■ WORK INSTRUCTIONS ■
Convert the data below into a JSON array of strings, with each line as one string and blank lines left out.
===== TASK DATA
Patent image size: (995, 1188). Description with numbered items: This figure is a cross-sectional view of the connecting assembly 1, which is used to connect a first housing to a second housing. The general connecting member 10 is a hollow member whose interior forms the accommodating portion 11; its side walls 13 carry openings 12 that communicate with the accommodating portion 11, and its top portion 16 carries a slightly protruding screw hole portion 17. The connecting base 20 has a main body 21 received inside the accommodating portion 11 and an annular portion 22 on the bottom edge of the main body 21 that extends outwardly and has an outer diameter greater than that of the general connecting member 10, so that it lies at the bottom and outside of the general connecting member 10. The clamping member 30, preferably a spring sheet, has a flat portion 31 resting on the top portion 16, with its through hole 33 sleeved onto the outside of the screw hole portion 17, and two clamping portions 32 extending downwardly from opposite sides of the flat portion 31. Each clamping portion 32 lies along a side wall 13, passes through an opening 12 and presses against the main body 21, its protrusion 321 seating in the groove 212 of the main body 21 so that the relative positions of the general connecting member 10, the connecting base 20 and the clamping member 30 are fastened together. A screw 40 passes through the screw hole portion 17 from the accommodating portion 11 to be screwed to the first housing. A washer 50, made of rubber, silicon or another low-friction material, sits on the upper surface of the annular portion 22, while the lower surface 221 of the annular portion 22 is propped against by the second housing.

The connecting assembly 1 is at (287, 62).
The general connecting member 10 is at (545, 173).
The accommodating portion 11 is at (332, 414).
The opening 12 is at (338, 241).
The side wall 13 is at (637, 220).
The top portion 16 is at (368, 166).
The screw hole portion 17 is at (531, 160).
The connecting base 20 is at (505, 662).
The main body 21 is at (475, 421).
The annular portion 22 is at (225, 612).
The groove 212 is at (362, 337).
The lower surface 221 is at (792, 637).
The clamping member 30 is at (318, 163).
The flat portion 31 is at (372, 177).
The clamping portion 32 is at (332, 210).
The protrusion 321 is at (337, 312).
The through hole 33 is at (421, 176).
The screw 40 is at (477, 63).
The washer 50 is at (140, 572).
==========
■ EXERCISE SOLUTION ■
[
  "Patent image size: (995, 1188). Description with numbered items: This figure is a cross-sectional view of the connecting assembly 1, which is used to connect a first housing to a second housing. The general connecting member 10 is a hollow member whose interior forms the accommodating portion 11; its side walls 13 carry openings 12 that communicate with the accommodating portion 11, and its top portion 16 carries a slightly protruding screw hole portion 17. The connecting base 20 has a main body 21 received inside the accommodating portion 11 and an annular portion 22 on the bottom edge of the main body 21 that extends outwardly and has an outer diameter greater than that of the general connecting member 10, so that it lies at the bottom and outside of the general connecting member 10. The clamping member 30, preferably a spring sheet, has a flat portion 31 resting on the top portion 16, with its through hole 33 sleeved onto the outside of the screw hole portion 17, and two clamping portions 32 extending downwardly from opposite sides of the flat portion 31. Each clamping portion 32 lies along a side wall 13, passes through an opening 12 and presses against the main body 21, its protrusion 321 seating in the groove 212 of the main body 21 so that the relative positions of the general connecting member 10, the connecting base 20 and the clamping member 30 are fastened together. A screw 40 passes through the screw hole portion 17 from the accommodating portion 11 to be screwed to the first housing. A washer 50, made of rubber, silicon or another low-friction material, sits on the upper surface of the annular portion 22, while the lower surface 221 of the annular portion 22 is propped against by the second housing.",
  "The connecting assembly 1 is at (287, 62).",
  "The general connecting member 10 is at (545, 173).",
  "The accommodating portion 11 is at (332, 414).",
  "The opening 12 is at (338, 241).",
  "The side wall 13 is at (637, 220).",
  "The top portion 16 is at (368, 166).",
  "The screw hole portion 17 is at (531, 160).",
  "The connecting base 20 is at (505, 662).",
  "The main body 21 is at (475, 421).",
  "The annular portion 22 is at (225, 612).",
  "The groove 212 is at (362, 337).",
  "The lower surface 221 is at (792, 637).",
  "The clamping member 30 is at (318, 163).",
  "The flat portion 31 is at (372, 177).",
  "The clamping portion 32 is at (332, 210).",
  "The protrusion 321 is at (337, 312).",
  "The through hole 33 is at (421, 176).",
  "The screw 40 is at (477, 63).",
  "The washer 50 is at (140, 572)."
]